'''

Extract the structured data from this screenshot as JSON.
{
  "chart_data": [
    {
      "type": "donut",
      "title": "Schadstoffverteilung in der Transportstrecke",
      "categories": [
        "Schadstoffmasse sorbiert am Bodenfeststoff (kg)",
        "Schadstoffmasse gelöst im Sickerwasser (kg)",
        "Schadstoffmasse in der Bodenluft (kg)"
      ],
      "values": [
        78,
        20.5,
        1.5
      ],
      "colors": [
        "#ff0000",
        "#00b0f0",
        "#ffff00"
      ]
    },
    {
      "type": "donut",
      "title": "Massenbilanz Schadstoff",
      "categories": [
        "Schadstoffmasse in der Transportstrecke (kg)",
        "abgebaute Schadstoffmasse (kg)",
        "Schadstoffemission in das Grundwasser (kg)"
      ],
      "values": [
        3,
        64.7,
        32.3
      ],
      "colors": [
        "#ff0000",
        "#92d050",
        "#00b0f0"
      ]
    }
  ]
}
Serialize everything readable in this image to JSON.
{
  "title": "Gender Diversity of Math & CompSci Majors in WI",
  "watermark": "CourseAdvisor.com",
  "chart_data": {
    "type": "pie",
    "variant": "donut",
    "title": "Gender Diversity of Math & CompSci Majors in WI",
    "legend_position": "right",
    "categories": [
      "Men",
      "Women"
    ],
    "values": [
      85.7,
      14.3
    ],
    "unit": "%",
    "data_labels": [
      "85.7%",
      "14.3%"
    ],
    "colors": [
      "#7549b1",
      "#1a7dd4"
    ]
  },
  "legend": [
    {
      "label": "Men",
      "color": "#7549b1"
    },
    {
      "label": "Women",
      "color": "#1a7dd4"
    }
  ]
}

'''

* [Given exercise] Whenever "Transportstrecke" turns up in a line, pick that line out.

* [Answer in full]
      "title": "Schadstoffverteilung in der Transportstrecke",
        "Schadstoffmasse in der Transportstrecke (kg)",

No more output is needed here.